-- What to do --
Report the number of lines containing "Materials", with no other words.

-- Provided data --

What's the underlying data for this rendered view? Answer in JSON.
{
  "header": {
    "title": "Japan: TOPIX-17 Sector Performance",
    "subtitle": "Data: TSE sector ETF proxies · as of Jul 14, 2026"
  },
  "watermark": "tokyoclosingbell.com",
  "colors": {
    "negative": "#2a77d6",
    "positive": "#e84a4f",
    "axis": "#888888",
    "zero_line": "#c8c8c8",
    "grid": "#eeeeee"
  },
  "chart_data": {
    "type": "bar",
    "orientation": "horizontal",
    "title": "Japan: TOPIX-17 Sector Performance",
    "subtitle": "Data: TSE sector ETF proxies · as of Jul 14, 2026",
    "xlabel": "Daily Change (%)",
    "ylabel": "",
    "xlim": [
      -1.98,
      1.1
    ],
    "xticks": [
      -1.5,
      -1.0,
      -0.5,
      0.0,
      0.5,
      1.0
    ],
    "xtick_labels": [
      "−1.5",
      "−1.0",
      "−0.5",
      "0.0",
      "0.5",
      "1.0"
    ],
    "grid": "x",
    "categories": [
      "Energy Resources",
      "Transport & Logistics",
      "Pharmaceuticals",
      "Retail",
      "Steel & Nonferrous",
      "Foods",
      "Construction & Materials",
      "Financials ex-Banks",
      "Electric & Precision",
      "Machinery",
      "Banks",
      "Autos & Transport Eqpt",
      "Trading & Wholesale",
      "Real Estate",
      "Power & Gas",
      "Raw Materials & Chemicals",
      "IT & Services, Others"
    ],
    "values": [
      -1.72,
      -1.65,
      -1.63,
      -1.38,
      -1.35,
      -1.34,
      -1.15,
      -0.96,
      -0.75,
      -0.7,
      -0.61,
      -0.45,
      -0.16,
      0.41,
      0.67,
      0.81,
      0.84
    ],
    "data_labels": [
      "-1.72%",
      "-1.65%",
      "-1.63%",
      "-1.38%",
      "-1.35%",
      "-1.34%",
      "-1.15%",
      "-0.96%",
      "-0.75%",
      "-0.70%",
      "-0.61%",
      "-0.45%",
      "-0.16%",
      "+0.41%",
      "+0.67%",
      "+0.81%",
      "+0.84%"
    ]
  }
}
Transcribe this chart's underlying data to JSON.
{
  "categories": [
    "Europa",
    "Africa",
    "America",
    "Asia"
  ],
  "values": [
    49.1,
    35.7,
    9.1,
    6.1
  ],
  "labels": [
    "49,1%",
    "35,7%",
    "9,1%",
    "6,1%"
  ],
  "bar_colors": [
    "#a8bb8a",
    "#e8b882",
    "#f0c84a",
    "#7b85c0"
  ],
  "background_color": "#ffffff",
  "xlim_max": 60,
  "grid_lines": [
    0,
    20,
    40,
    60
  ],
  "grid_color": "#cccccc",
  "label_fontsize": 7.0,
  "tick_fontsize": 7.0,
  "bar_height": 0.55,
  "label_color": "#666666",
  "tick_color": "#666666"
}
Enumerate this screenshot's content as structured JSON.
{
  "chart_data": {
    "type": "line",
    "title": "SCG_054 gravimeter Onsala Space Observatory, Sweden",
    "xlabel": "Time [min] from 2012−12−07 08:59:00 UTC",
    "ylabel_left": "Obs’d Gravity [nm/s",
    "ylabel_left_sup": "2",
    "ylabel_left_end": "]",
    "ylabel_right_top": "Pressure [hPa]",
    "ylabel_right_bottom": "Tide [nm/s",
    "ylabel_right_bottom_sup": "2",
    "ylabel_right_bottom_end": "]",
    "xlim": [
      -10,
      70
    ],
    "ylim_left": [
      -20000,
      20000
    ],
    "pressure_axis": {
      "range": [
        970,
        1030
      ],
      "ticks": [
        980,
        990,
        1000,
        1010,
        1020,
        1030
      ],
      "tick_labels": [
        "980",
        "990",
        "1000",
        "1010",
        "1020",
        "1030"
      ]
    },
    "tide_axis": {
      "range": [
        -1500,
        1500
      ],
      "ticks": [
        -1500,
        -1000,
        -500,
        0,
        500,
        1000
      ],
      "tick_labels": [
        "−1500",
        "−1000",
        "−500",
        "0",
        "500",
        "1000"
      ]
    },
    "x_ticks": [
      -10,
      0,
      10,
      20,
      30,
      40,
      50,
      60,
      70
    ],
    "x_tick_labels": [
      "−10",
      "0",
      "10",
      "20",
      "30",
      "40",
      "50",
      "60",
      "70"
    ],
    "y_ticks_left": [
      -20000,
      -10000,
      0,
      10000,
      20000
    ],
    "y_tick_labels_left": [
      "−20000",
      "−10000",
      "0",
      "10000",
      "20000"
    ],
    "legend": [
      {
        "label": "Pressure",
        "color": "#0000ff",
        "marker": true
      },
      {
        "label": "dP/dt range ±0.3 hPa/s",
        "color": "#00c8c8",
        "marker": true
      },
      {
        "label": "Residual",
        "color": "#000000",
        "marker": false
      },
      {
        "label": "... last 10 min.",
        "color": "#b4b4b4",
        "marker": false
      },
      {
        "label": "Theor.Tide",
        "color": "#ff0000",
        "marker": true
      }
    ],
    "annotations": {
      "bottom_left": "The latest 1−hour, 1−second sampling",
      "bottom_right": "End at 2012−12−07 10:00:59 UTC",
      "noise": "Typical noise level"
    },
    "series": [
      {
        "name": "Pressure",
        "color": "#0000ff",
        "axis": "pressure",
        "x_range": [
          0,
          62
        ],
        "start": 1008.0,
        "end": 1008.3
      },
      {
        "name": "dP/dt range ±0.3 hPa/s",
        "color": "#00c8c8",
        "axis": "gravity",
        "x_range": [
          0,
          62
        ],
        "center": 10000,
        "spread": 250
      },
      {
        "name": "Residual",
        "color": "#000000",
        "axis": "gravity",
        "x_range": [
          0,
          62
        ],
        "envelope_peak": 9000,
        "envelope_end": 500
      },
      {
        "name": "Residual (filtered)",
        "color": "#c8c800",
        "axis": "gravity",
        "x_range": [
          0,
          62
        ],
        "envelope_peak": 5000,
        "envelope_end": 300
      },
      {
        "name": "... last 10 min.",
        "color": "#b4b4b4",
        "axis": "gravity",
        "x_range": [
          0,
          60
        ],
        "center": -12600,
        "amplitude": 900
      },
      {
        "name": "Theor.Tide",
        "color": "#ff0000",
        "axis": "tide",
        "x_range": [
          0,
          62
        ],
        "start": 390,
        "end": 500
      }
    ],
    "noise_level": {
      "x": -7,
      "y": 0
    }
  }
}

-- Output below --
2